→ Problem statement: Repeat every record below exactly as it appears.

→ Extracted information:
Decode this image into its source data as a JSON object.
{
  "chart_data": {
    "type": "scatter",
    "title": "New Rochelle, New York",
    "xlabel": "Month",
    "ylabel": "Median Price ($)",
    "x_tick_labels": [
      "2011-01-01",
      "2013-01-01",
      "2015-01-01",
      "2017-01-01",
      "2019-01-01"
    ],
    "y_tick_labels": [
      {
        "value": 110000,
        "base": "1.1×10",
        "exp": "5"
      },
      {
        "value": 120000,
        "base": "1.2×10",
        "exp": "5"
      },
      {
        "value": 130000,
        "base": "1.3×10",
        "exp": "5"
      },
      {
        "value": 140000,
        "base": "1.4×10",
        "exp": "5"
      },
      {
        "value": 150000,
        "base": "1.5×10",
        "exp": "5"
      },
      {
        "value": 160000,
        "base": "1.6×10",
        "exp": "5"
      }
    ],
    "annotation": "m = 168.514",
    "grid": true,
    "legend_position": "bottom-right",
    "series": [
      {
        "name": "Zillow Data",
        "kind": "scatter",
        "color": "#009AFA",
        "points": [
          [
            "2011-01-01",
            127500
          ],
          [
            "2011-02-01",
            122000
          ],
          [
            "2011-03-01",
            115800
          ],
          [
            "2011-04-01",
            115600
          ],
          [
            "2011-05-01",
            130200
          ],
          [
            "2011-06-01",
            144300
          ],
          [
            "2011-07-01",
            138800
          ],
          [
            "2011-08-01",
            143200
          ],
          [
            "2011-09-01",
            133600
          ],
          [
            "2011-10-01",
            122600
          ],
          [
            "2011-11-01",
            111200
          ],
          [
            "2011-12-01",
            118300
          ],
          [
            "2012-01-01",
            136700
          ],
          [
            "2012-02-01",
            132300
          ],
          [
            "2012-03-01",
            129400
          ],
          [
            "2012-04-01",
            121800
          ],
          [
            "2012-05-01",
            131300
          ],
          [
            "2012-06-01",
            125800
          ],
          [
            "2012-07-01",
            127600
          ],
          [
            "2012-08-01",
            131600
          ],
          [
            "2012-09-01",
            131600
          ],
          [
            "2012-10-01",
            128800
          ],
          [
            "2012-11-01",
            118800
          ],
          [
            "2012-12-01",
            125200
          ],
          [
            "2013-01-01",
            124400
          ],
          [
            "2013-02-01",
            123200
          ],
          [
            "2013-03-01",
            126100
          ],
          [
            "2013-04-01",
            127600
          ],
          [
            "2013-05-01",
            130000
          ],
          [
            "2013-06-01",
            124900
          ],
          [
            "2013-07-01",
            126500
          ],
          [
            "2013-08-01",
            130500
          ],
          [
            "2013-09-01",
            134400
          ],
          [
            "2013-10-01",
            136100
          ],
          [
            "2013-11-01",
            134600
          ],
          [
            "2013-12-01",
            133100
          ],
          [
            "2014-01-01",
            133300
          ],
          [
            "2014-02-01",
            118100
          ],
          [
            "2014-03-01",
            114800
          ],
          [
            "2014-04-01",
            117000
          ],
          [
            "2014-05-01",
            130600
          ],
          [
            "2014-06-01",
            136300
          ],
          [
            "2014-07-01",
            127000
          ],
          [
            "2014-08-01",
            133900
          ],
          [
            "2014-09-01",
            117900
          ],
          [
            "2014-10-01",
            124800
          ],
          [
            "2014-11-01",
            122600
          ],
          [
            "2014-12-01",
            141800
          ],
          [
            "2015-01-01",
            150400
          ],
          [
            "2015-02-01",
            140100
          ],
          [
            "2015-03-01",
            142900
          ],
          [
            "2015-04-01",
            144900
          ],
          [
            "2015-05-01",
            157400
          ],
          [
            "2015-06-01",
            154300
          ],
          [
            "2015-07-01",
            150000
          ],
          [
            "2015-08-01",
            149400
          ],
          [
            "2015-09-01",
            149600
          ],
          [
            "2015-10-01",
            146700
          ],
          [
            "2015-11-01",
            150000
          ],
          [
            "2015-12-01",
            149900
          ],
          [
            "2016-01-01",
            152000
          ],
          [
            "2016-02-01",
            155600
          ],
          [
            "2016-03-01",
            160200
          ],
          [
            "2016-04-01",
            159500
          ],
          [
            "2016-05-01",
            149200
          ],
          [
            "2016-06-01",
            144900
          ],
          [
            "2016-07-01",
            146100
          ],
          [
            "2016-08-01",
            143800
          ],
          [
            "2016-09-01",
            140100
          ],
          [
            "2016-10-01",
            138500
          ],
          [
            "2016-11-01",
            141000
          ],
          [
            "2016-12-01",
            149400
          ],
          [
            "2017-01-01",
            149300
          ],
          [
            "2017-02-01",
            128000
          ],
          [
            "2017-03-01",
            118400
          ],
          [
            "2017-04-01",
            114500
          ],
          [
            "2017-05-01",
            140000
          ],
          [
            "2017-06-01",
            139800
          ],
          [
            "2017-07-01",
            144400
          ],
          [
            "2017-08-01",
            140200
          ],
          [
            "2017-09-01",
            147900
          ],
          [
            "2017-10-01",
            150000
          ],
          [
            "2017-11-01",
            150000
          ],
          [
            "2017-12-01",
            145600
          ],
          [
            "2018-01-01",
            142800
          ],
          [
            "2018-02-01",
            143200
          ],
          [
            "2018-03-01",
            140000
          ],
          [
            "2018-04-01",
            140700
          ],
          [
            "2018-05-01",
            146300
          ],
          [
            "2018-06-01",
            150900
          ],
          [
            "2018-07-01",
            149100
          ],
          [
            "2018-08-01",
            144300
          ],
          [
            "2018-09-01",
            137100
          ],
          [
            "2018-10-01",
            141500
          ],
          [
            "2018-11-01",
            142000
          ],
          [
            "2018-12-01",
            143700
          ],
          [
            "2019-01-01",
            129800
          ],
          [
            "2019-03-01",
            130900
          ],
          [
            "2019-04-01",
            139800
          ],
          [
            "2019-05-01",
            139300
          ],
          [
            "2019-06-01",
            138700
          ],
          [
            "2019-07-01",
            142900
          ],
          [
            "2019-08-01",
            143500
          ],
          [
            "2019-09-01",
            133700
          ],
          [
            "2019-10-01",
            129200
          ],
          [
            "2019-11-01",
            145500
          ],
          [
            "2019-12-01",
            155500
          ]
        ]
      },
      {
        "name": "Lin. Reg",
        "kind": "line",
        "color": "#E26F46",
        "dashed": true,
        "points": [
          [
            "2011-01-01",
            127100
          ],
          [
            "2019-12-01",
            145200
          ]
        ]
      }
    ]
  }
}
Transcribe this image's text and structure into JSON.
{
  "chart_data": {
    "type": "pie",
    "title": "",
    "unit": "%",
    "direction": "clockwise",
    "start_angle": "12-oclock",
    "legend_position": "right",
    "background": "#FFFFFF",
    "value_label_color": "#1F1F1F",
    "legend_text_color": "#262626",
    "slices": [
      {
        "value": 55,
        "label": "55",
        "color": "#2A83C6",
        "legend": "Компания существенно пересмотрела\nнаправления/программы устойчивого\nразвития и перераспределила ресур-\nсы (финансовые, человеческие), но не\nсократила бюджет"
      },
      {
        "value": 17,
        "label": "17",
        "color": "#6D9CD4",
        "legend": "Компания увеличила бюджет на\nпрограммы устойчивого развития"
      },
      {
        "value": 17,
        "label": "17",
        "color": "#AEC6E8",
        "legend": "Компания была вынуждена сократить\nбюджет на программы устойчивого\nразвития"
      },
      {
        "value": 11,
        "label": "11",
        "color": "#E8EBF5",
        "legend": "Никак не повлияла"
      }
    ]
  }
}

→ Response to the task:
Decode this image into its source data as a JSON object.
{
  "chart_data": {
    "type": "scatter",
    "title": "New Rochelle, New York",
    "xlabel": "Month",
    "ylabel": "Median Price ($)",
    "x_tick_labels": [
      "2011-01-01",
      "2013-01-01",
      "2015-01-01",
      "2017-01-01",
      "2019-01-01"
    ],
    "y_tick_labels": [
      {
        "value": 110000,
        "base": "1.1×10",
        "exp": "5"
      },
      {
        "value": 120000,
        "base": "1.2×10",
        "exp": "5"
      },
      {
        "value": 130000,
        "base": "1.3×10",
        "exp": "5"
      },
      {
        "value": 140000,
        "base": "1.4×10",
        "exp": "5"
      },
      {
        "value": 150000,
        "base": "1.5×10",
        "exp": "5"
      },
      {
        "value": 160000,
        "base": "1.6×10",
        "exp": "5"
      }
    ],
    "annotation": "m = 168.514",
    "grid": true,
    "legend_position": "bottom-right",
    "series": [
      {
        "name": "Zillow Data",
        "kind": "scatter",
        "color": "#009AFA",
        "points": [
          [
            "2011-01-01",
            127500
          ],
          [
            "2011-02-01",
            122000
          ],
          [
            "2011-03-01",
            115800
          ],
          [
            "2011-04-01",
            115600
          ],
          [
            "2011-05-01",
            130200
          ],
          [
            "2011-06-01",
            144300
          ],
          [
            "2011-07-01",
            138800
          ],
          [
            "2011-08-01",
            143200
          ],
          [
            "2011-09-01",
            133600
          ],
          [
            "2011-10-01",
            122600
          ],
          [
            "2011-11-01",
            111200
          ],
          [
            "2011-12-01",
            118300
          ],
          [
            "2012-01-01",
            136700
          ],
          [
            "2012-02-01",
            132300
          ],
          [
            "2012-03-01",
            129400
          ],
          [
            "2012-04-01",
            121800
          ],
          [
            "2012-05-01",
            131300
          ],
          [
            "2012-06-01",
            125800
          ],
          [
            "2012-07-01",
            127600
          ],
          [
            "2012-08-01",
            131600
          ],
          [
            "2012-09-01",
            131600
          ],
          [
            "2012-10-01",
            128800
          ],
          [
            "2012-11-01",
            118800
          ],
          [
            "2012-12-01",
            125200
          ],
          [
            "2013-01-01",
            124400
          ],
          [
            "2013-02-01",
            123200
          ],
          [
            "2013-03-01",
            126100
          ],
          [
            "2013-04-01",
            127600
          ],
          [
            "2013-05-01",
            130000
          ],
          [
            "2013-06-01",
            124900
          ],
          [
            "2013-07-01",
            126500
          ],
          [
            "2013-08-01",
            130500
          ],
          [
            "2013-09-01",
            134400
          ],
          [
            "2013-10-01",
            136100
          ],
          [
            "2013-11-01",
            134600
          ],
          [
            "2013-12-01",
            133100
          ],
          [
            "2014-01-01",
            133300
          ],
          [
            "2014-02-01",
            118100
          ],
          [
            "2014-03-01",
            114800
          ],
          [
            "2014-04-01",
            117000
          ],
          [
            "2014-05-01",
            130600
          ],
          [
            "2014-06-01",
            136300
          ],
          [
            "2014-07-01",
            127000
          ],
          [
            "2014-08-01",
            133900
          ],
          [
            "2014-09-01",
            117900
          ],
          [
            "2014-10-01",
            124800
          ],
          [
            "2014-11-01",
            122600
          ],
          [
            "2014-12-01",
            141800
          ],
          [
            "2015-01-01",
            150400
          ],
          [
            "2015-02-01",
            140100
          ],
          [
            "2015-03-01",
            142900
          ],
          [
            "2015-04-01",
            144900
          ],
          [
            "2015-05-01",
            157400
          ],
          [
            "2015-06-01",
            154300
          ],
          [
            "2015-07-01",
            150000
          ],
          [
            "2015-08-01",
            149400
          ],
          [
            "2015-09-01",
            149600
          ],
          [
            "2015-10-01",
            146700
          ],
          [
            "2015-11-01",
            150000
          ],
          [
            "2015-12-01",
            149900
          ],
          [
            "2016-01-01",
            152000
          ],
          [
            "2016-02-01",
            155600
          ],
          [
            "2016-03-01",
            160200
          ],
          [
            "2016-04-01",
            159500
          ],
          [
            "2016-05-01",
            149200
          ],
          [
            "2016-06-01",
            144900
          ],
          [
            "2016-07-01",
            146100
          ],
          [
            "2016-08-01",
            143800
          ],
          [
            "2016-09-01",
            140100
          ],
          [
            "2016-10-01",
            138500
          ],
          [
            "2016-11-01",
            141000
          ],
          [
            "2016-12-01",
            149400
          ],
          [
            "2017-01-01",
            149300
          ],
          [
            "2017-02-01",
            128000
          ],
          [
            "2017-03-01",
            118400
          ],
          [
            "2017-04-01",
            114500
          ],
          [
            "2017-05-01",
            140000
          ],
          [
            "2017-06-01",
            139800
          ],
          [
            "2017-07-01",
            144400
          ],
          [
            "2017-08-01",
            140200
          ],
          [
            "2017-09-01",
            147900
          ],
          [
            "2017-10-01",
            150000
          ],
          [
            "2017-11-01",
            150000
          ],
          [
            "2017-12-01",
            145600
          ],
          [
            "2018-01-01",
            142800
          ],
          [
            "2018-02-01",
            143200
          ],
          [
            "2018-03-01",
            140000
          ],
          [
            "2018-04-01",
            140700
          ],
          [
            "2018-05-01",
            146300
          ],
          [
            "2018-06-01",
            150900
          ],
          [
            "2018-07-01",
            149100
          ],
          [
            "2018-08-01",
            144300
          ],
          [
            "2018-09-01",
            137100
          ],
          [
            "2018-10-01",
            141500
          ],
          [
            "2018-11-01",
            142000
          ],
          [
            "2018-12-01",
            143700
          ],
          [
            "2019-01-01",
            129800
          ],
          [
            "2019-03-01",
            130900
          ],
          [
            "2019-04-01",
            139800
          ],
          [
            "2019-05-01",
            139300
          ],
          [
            "2019-06-01",
            138700
          ],
          [
            "2019-07-01",
            142900
          ],
          [
            "2019-08-01",
            143500
          ],
          [
            "2019-09-01",
            133700
          ],
          [
            "2019-10-01",
            129200
          ],
          [
            "2019-11-01",
            145500
          ],
          [
            "2019-12-01",
            155500
          ]
        ]
      },
      {
        "name": "Lin. Reg",
        "kind": "line",
        "color": "#E26F46",
        "dashed": true,
        "points": [
          [
            "2011-01-01",
            127100
          ],
          [
            "2019-12-01",
            145200
          ]
        ]
      }
    ]
  }
}
Transcribe this image's text and structure into JSON.
{
  "chart_data": {
    "type": "pie",
    "title": "",
    "unit": "%",
    "direction": "clockwise",
    "start_angle": "12-oclock",
    "legend_position": "right",
    "background": "#FFFFFF",
    "value_label_color": "#1F1F1F",
    "legend_text_color": "#262626",
    "slices": [
      {
        "value": 55,
        "label": "55",
        "color": "#2A83C6",
        "legend": "Компания существенно пересмотрела\nнаправления/программы устойчивого\nразвития и перераспределила ресур-\nсы (финансовые, человеческие), но не\nсократила бюджет"
      },
      {
        "value": 17,
        "label": "17",
        "color": "#6D9CD4",
        "legend": "Компания увеличила бюджет на\nпрограммы устойчивого развития"
      },
      {
        "value": 17,
        "label": "17",
        "color": "#AEC6E8",
        "legend": "Компания была вынуждена сократить\nбюджет на программы устойчивого\nразвития"
      },
      {
        "value": 11,
        "label": "11",
        "color": "#E8EBF5",
        "legend": "Никак не повлияла"
      }
    ]
  }
}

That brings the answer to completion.